GIVEN EXERCISE: Rewrite the forum thread starting at the words "The setup is" and ending after "next few days.", changing "Tuesday" to "Monday".

There's absolutely positively no reason you can't or shouldn't route your modem over a VLAN. It's great for situations like yours where you have limited NICs to work with and situations like mine where you have multiple VM hosts and you want to be able to switch which host the firewall is running on without having to move wires around.
 
Hi guys, untagging the wan vlan didn't work. (I also tagged the mgmt vlan) I double checked my new untagged wan connection through the switch by plugging my laptop directly into port 7 again(this time with no vlan specification) and I was able to get an external ip without a hitch. Pfsense just refuses to get an ip. I tried staticly setting it to the last ip/subnet/gateway that my laptop pulled from a direct connection with the modem, but the pfsense box just hung when I tried to add in the gateway.

Maybe the jmicron nic just isn't able to handle vlans very well? Has anybody else been able to get this to work with this type of a setup?

Here's some more detail about the modem just in case it helps- its one of those modem/router all in ones from time Warner. It's the only modem they'll let anyone use for a docsis 3.0 connection. It's setup in bridged mode and works correctly. What I find strange though is that if i connect a pc directly to it and power cycle it- the pc will first grab a private ip (192.168.100.x) then after a few moments it will pull the proper external ip. Its almost as if it takes a minute for it to switch over to bridged mode.

Do you think that this behavior might be keeping my pfsense box from getting the external ip? I did try unchecking the "block private networks" option on the wan interface, but that didn't do any good. I know that this wouldn't explain what's going on after it's already in bridged mode, but I just thought I'd throw this info out there.

Can someone tell me if my vlan setup looks correct? I have a grasp on vlans, but I'm still a newb.

Thanks again for all the help guys.
 
You probably want to do some research on the NIC to see what its capabilities really are. Maybe get rid of the management vlan completely and manage thru the LAN just to test, maybe that NIC can only do 2 vlans or something and pfsense is trying to bind the WAN last. The whole 192.168.100.x thing might be something your modem does, I've never been a fan of ubee modems, my experience with them is they suck, so that could be part of it too.
 
See if the switch has the port mode option such as "general" instead of the default "access." Also something about the switch and multicast you should research but that shouldn't be affecting it too much.
 
The setup is sound. Is the modem maybe set to a specific MAC address that it hands out adresses to? Can you change the MAC to the one of your laptop?
 
Thanks for the suggestions, I'm going out of town tomorrow for work. I'll pick back up on Tuesday- along with your suggestions, I think I'm going to try to assign all the vlan interfaces to the apple USB nic I have to rule out the jmicron nic. I googled the jmicron and all I could find was spec sheets stating that it supports vlans, I didn't really see anything about limitations. I'll dig deeper in the next few days.

I hope this works out, I'm having a really hard time trying to find a purpose for this eeebox, haha. If anyone has any ideas there, please feel free to share.

I already have a file server, separate nas, and an htpc. I originally wanted to use it as an htpc, but just haven't been convinced that it would do a good job- even if I added the crystal hd mini-pcie card.

SUPPLIED INFORMATION:

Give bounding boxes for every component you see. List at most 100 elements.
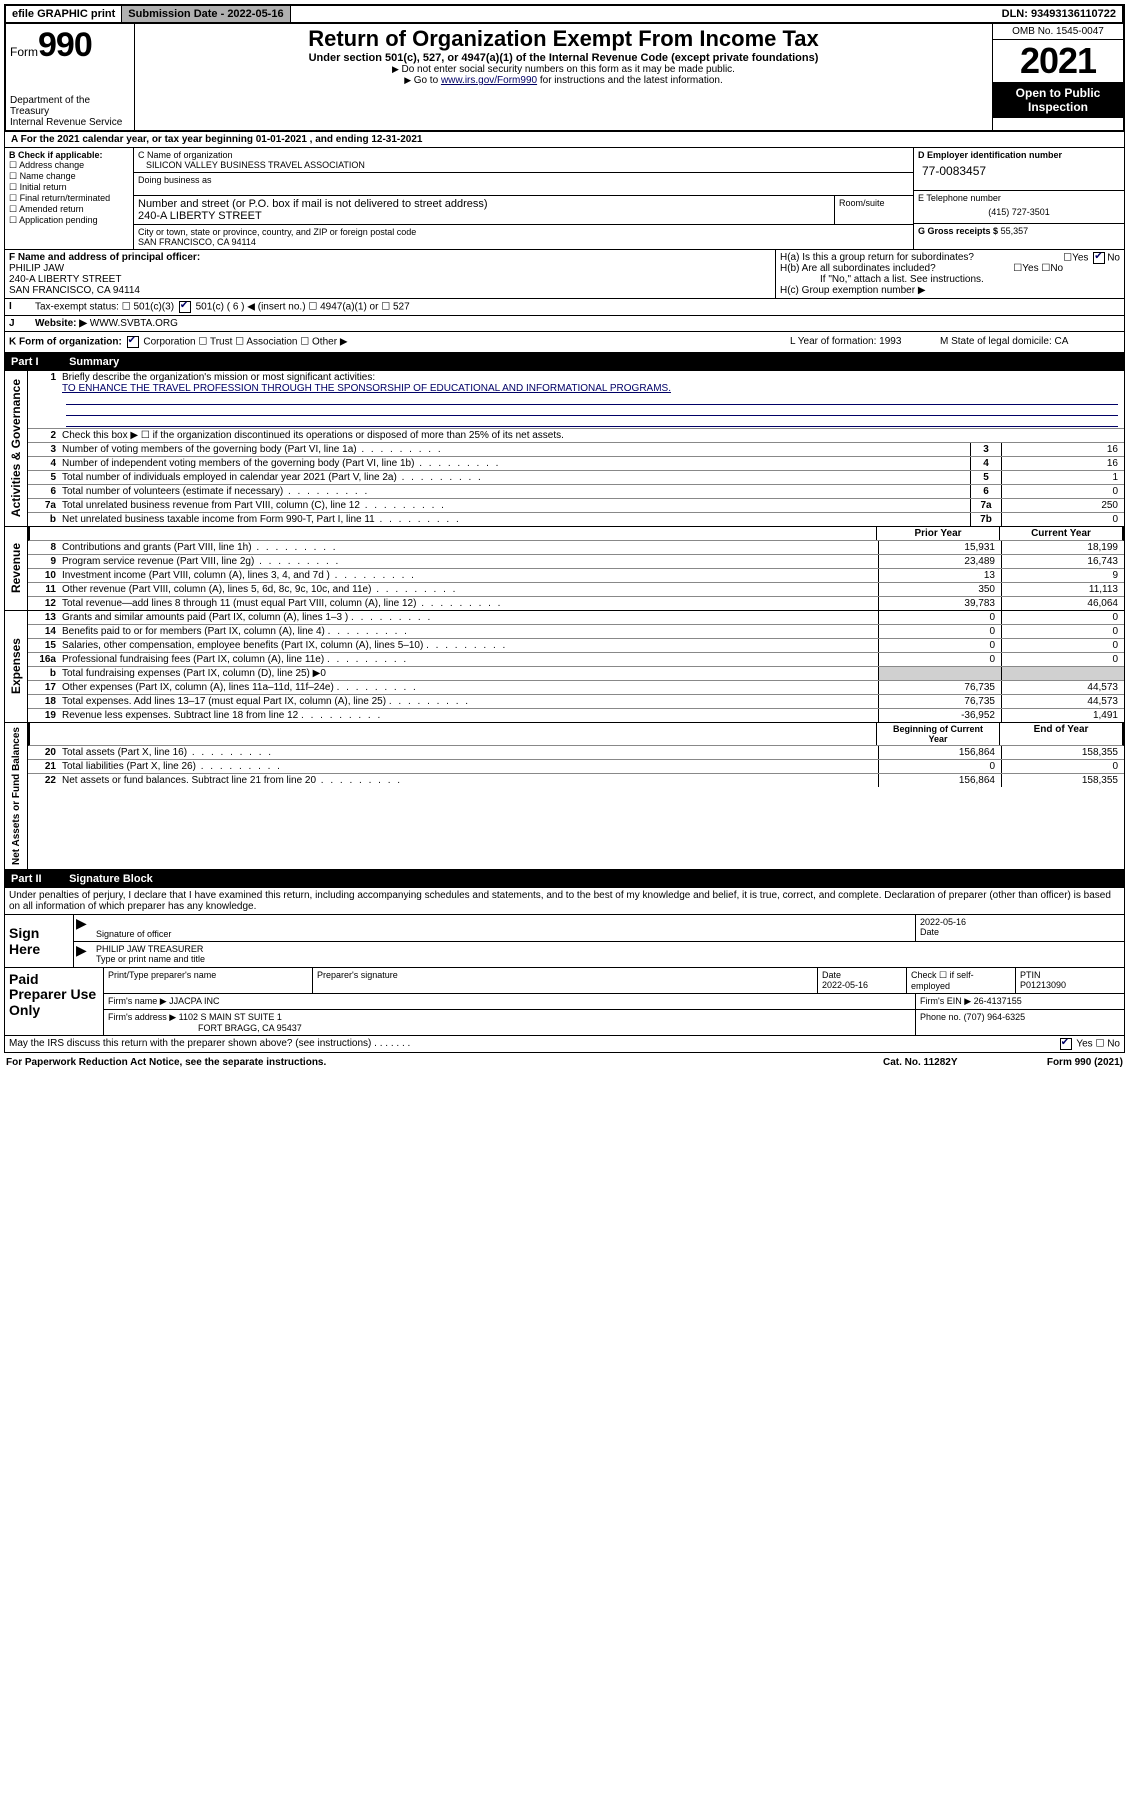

EXERCISE SOLUTION:
The setup is sound. Is the modem maybe set to a specific MAC address that it hands out adresses to? Can you change the MAC to the one of your laptop?
 
Thanks for the suggestions, I'm going out of town tomorrow for work. I'll pick back up on Monday- along with your suggestions, I think I'm going to try to assign all the vlan interfaces to the apple USB nic I have to rule out the jmicron nic. I googled the jmicron and all I could find was spec sheets stating that it supports vlans, I didn't really see anything about limitations. I'll dig deeper in the next few days.